Your objective: Take each line containing "label" and report it exactly as written.
====== Records shown ======
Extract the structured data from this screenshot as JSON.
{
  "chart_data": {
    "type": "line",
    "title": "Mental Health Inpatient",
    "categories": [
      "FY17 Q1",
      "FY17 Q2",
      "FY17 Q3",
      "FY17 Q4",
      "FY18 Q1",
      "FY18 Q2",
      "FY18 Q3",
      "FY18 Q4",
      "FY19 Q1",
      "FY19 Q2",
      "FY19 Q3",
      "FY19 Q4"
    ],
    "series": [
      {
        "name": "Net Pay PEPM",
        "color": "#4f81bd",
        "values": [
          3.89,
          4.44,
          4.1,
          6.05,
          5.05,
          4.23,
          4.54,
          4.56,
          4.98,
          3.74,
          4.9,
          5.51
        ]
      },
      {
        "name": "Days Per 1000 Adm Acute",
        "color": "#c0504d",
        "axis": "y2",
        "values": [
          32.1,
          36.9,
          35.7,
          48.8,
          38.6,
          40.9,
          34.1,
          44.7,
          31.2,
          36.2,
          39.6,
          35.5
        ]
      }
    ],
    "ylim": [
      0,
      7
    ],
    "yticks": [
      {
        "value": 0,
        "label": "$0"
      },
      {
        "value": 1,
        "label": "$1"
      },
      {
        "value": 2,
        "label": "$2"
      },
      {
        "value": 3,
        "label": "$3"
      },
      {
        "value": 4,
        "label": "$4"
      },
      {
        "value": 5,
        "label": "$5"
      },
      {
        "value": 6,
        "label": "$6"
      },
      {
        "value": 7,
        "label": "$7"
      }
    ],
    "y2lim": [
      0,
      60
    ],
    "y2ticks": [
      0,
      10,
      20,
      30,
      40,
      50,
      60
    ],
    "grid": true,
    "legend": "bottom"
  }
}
======
Exercise solution:
        "label": "$0"
        "label": "$1"
        "label": "$2"
        "label": "$3"
        "label": "$4"
        "label": "$5"
        "label": "$6"
        "label": "$7"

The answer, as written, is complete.